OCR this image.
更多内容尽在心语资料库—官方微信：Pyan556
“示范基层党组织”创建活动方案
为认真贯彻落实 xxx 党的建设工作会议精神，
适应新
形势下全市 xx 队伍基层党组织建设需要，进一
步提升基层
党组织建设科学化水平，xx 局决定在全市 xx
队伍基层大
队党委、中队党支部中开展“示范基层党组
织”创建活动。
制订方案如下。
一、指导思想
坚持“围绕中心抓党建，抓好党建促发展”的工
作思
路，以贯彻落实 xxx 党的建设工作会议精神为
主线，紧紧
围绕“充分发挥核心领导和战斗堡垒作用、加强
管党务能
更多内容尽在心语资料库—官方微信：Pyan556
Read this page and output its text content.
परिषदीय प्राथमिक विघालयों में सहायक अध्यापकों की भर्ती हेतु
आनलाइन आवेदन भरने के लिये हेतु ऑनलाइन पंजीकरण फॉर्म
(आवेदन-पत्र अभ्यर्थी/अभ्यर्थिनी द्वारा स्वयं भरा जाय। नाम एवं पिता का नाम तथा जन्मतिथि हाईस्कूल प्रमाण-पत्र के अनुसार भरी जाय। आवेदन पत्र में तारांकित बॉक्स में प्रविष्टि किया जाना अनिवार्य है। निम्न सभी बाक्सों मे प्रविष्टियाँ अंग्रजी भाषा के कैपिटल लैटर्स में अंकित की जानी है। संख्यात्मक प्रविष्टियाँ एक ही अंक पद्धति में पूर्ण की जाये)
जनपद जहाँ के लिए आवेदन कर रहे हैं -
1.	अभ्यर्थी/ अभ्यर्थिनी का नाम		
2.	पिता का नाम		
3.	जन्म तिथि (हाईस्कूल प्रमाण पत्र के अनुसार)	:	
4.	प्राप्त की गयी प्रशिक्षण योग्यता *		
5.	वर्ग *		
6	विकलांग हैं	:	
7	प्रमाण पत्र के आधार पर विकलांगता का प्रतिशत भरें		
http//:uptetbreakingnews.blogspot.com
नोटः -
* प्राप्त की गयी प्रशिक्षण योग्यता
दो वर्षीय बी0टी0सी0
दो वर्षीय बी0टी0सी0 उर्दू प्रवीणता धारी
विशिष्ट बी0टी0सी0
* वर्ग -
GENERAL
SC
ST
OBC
.....
* _GIVEN TASK_: Transcribe all lines as written.

* _FULL OUTPUT_:
OCR this image.
更多内容尽在心语资料库—官方微信：Pyan556
“示范基层党组织”创建活动方案
为认真贯彻落实 xxx 党的建设工作会议精神，
适应新
形势下全市 xx 队伍基层党组织建设需要，进一
步提升基层
党组织建设科学化水平，xx 局决定在全市 xx
队伍基层大
队党委、中队党支部中开展“示范基层党组
织”创建活动。
制订方案如下。
一、指导思想
坚持“围绕中心抓党建，抓好党建促发展”的工
作思
路，以贯彻落实 xxx 党的建设工作会议精神为
主线，紧紧
围绕“充分发挥核心领导和战斗堡垒作用、加强
管党务能
更多内容尽在心语资料库—官方微信：Pyan556
Read this page and output its text content.
परिषदीय प्राथमिक विघालयों में सहायक अध्यापकों की भर्ती हेतु
आनलाइन आवेदन भरने के लिये हेतु ऑनलाइन पंजीकरण फॉर्म
(आवेदन-पत्र अभ्यर्थी/अभ्यर्थिनी द्वारा स्वयं भरा जाय। नाम एवं पिता का नाम तथा जन्मतिथि हाईस्कूल प्रमाण-पत्र के अनुसार भरी जाय। आवेदन पत्र में तारांकित बॉक्स में प्रविष्टि किया जाना अनिवार्य है। निम्न सभी बाक्सों मे प्रविष्टियाँ अंग्रजी भाषा के कैपिटल लैटर्स में अंकित की जानी है। संख्यात्मक प्रविष्टियाँ एक ही अंक पद्धति में पूर्ण की जाये)
जनपद जहाँ के लिए आवेदन कर रहे हैं -
1.	अभ्यर्थी/ अभ्यर्थिनी का नाम		
2.	पिता का नाम		
3.	जन्म तिथि (हाईस्कूल प्रमाण पत्र के अनुसार)	:	
4.	प्राप्त की गयी प्रशिक्षण योग्यता *		
5.	वर्ग *		
6	विकलांग हैं	:	
7	प्रमाण पत्र के आधार पर विकलांगता का प्रतिशत भरें		
http//:uptetbreakingnews.blogspot.com
नोटः -
* प्राप्त की गयी प्रशिक्षण योग्यता
दो वर्षीय बी0टी0सी0
दो वर्षीय बी0टी0सी0 उर्दू प्रवीणता धारी
विशिष्ट बी0टी0सी0
* वर्ग -
GENERAL
SC
ST
OBC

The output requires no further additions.